Dataset records:
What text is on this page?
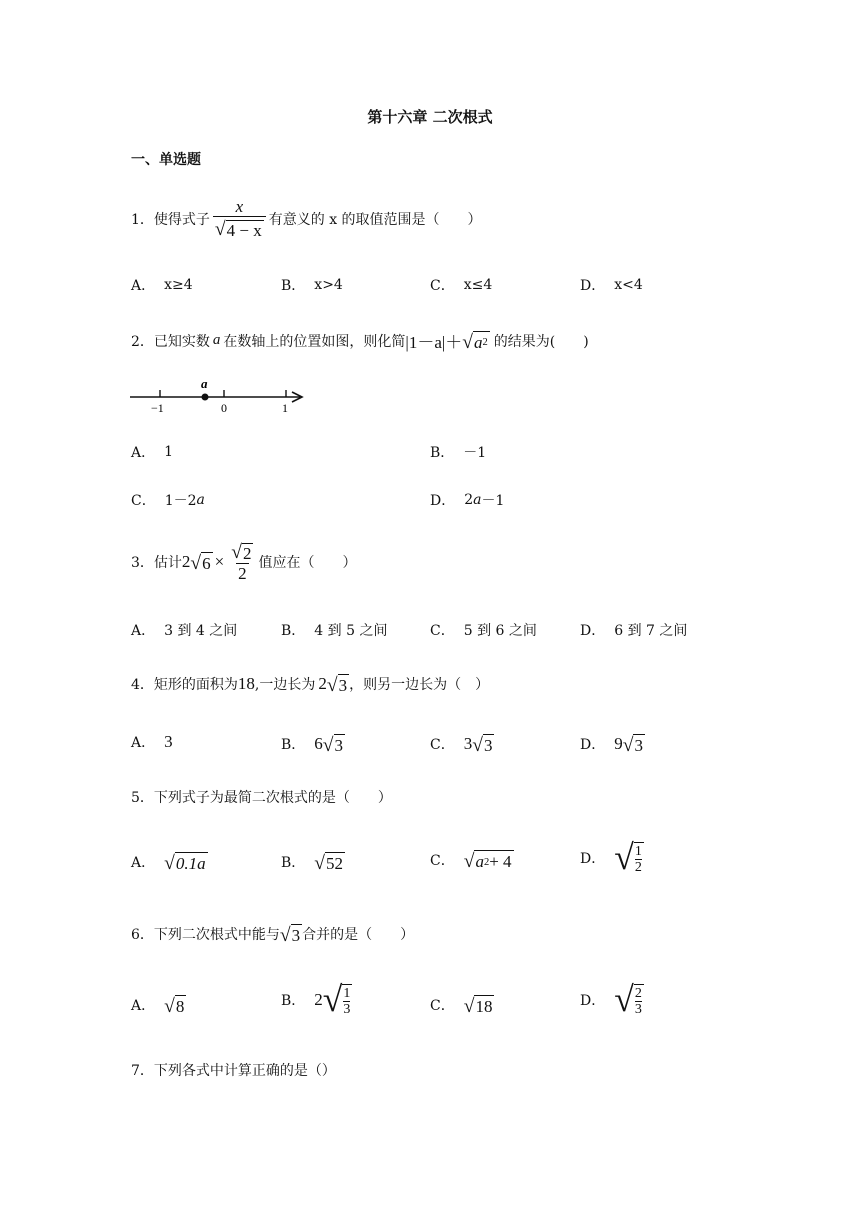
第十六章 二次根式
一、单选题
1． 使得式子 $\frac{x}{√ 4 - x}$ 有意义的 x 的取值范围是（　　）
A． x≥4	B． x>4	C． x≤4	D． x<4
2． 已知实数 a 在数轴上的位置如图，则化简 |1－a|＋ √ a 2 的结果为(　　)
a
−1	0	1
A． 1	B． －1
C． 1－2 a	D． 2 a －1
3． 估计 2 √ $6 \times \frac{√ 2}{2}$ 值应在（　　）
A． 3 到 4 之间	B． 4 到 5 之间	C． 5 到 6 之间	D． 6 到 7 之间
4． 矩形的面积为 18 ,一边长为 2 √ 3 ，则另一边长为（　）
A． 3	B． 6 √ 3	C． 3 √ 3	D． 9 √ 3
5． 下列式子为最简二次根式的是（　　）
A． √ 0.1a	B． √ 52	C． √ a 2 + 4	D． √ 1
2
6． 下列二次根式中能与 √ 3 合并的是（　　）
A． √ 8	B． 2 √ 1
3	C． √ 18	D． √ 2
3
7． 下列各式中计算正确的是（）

...

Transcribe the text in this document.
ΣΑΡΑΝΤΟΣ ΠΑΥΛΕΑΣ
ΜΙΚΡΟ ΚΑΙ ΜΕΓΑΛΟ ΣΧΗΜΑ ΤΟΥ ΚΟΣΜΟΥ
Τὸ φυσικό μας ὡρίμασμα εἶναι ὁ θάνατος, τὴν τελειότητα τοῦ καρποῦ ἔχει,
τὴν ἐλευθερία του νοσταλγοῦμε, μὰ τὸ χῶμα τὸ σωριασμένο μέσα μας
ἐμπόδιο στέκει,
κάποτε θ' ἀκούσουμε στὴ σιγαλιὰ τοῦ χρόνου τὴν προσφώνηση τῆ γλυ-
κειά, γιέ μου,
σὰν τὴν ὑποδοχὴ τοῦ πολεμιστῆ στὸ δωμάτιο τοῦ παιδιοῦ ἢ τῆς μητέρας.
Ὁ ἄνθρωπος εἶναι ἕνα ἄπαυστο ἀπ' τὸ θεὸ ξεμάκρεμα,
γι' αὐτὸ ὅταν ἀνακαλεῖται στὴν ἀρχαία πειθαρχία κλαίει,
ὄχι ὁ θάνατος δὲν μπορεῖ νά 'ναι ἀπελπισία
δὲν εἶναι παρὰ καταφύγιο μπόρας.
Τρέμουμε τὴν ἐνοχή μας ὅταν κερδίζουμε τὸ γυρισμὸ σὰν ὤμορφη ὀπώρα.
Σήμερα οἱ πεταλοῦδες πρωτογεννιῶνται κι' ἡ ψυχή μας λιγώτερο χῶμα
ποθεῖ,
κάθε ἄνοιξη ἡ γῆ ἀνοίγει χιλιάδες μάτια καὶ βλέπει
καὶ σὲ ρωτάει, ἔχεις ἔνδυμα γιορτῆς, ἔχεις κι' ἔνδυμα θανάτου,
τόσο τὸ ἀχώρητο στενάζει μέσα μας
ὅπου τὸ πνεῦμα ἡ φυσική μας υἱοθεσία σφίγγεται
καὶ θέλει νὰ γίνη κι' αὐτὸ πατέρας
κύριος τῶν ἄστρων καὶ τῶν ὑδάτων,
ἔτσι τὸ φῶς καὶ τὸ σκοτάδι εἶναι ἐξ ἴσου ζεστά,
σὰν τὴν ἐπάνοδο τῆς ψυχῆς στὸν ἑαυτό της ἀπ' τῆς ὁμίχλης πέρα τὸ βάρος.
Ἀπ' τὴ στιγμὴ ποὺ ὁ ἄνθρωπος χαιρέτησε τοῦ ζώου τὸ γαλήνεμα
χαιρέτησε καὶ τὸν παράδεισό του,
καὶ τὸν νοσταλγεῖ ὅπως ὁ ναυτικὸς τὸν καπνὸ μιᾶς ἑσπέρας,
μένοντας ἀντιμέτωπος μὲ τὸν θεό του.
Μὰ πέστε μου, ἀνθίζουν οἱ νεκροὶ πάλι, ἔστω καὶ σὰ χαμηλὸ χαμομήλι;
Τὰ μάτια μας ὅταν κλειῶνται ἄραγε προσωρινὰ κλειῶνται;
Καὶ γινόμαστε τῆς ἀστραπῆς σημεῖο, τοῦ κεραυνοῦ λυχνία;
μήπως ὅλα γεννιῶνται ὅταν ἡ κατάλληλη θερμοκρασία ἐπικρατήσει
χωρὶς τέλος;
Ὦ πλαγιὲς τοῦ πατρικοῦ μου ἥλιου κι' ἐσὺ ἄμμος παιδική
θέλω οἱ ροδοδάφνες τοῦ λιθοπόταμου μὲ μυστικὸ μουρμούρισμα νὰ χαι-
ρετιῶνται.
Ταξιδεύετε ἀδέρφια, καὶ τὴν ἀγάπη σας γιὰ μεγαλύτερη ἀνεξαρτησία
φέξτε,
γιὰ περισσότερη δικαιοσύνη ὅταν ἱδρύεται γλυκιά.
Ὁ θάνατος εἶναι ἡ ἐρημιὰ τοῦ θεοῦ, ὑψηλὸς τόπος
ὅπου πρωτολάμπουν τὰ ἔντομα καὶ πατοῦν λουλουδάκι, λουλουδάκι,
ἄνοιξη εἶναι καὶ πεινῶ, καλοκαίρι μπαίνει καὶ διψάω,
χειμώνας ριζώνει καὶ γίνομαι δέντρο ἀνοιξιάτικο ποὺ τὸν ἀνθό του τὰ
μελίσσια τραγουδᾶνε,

* * *

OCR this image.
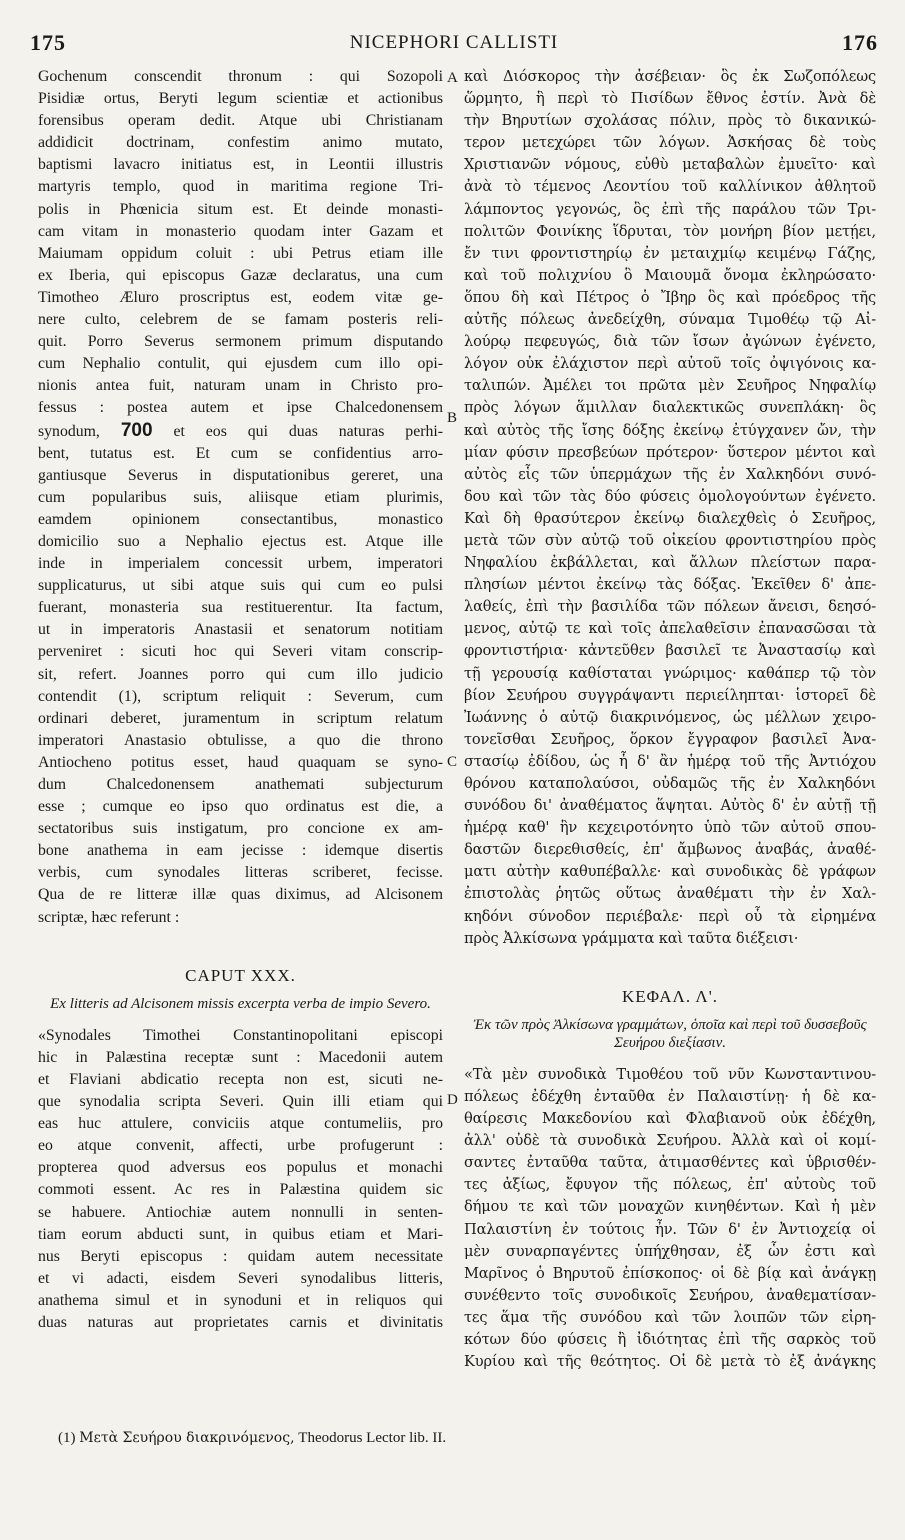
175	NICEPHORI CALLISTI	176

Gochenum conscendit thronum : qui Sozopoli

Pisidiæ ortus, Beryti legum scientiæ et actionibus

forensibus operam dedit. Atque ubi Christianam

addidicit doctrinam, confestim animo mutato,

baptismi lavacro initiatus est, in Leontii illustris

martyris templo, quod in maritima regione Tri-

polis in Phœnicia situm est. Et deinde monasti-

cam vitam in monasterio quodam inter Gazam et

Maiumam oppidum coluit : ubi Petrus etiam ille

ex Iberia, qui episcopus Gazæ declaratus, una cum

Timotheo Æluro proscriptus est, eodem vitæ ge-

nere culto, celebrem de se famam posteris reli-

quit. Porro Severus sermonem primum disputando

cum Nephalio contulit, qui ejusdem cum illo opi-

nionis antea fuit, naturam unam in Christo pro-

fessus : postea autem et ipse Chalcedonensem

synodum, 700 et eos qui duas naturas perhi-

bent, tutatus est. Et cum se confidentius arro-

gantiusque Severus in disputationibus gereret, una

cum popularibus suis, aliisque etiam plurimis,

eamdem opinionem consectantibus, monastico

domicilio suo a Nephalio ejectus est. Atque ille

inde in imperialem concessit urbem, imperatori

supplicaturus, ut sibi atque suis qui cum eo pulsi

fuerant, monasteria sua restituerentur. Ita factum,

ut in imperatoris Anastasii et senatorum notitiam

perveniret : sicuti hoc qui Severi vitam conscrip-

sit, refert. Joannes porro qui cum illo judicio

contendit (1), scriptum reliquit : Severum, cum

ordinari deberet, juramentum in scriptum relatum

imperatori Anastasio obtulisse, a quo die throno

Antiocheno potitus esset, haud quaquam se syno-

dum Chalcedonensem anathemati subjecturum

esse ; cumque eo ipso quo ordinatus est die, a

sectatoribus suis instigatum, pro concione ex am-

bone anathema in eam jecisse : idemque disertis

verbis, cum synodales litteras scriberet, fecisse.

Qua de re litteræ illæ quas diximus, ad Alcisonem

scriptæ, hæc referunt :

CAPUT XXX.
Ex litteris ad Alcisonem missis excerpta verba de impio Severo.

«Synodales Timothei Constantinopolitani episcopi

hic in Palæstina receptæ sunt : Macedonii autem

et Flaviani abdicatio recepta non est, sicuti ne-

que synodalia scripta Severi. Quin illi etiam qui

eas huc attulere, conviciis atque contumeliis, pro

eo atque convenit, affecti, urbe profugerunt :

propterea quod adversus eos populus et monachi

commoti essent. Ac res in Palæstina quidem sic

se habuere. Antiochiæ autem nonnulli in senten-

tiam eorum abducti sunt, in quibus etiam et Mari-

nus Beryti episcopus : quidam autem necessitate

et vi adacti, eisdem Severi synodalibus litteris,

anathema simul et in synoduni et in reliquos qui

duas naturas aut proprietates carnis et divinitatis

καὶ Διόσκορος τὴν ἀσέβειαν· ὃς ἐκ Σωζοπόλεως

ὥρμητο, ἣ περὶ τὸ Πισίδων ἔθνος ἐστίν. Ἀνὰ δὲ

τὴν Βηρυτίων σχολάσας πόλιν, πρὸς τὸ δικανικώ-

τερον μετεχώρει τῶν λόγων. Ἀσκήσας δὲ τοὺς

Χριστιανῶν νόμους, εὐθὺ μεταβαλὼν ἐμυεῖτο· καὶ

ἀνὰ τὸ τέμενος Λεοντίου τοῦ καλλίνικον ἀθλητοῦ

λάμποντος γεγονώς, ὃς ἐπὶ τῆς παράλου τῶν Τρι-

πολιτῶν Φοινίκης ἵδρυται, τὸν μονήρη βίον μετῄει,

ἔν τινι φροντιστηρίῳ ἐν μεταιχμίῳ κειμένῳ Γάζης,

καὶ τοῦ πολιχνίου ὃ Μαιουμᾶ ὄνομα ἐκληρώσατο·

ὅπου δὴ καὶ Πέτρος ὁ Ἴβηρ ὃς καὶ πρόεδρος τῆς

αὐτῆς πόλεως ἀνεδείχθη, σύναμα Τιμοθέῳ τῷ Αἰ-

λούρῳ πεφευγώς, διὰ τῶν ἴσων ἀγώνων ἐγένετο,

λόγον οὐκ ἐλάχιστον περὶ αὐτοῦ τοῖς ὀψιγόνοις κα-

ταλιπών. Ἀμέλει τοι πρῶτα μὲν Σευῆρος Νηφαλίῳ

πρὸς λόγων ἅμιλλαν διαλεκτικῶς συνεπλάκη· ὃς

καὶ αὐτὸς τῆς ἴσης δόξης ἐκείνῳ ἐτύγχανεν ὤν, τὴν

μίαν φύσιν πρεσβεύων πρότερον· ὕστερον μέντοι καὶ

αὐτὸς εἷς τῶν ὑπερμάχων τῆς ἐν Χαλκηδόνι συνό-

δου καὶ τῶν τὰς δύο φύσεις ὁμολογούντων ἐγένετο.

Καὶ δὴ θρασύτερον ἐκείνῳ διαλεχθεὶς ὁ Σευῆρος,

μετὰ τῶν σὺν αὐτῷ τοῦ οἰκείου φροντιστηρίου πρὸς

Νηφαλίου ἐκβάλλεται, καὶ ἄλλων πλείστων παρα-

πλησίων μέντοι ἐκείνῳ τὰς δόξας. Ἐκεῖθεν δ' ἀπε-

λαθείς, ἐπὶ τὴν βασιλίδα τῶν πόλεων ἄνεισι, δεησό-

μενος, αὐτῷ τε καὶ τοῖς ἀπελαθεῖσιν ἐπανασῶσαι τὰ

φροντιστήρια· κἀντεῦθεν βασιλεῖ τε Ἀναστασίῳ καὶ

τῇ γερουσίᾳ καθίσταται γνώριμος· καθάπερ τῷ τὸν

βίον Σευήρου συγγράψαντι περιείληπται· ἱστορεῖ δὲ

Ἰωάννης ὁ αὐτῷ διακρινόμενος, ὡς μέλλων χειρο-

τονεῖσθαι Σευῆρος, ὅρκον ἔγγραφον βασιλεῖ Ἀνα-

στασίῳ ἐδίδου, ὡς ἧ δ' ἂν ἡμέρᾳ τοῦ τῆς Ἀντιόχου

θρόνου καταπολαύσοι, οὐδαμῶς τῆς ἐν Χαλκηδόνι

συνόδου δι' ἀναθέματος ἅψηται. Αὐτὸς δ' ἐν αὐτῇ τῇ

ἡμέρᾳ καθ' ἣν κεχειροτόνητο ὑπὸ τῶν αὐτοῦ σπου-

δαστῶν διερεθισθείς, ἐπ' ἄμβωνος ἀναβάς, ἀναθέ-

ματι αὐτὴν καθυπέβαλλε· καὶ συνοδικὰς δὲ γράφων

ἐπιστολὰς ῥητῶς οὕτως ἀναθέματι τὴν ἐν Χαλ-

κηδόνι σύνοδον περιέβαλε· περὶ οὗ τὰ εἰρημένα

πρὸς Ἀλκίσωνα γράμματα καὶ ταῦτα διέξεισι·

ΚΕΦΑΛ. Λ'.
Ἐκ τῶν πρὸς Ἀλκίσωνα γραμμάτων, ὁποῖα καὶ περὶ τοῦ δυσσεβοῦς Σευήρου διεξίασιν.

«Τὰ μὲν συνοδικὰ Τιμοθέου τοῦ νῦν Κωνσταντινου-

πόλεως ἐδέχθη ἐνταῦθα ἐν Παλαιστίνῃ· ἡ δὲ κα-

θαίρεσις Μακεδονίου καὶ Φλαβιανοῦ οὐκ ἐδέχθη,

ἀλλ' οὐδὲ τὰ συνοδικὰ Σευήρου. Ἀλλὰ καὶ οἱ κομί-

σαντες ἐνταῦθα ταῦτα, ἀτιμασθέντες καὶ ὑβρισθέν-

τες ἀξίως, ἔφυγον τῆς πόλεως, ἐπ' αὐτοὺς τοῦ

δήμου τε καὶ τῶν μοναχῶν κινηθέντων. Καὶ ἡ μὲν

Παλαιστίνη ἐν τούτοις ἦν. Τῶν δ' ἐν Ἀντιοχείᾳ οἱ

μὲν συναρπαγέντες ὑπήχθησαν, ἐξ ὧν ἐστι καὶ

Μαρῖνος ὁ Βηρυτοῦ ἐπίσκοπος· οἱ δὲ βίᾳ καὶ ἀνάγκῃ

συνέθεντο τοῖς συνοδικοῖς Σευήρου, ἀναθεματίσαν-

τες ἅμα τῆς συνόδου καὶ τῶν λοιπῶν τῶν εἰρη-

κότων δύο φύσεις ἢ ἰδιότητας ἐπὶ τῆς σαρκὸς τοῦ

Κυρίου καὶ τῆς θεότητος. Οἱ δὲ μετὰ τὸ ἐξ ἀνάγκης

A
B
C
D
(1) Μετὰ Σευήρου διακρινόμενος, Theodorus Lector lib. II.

• YOUR INSTRUCTIONS
Give the number of lines in the entries that include the string "this", and nothing more.

• EXERCISE RESULT
3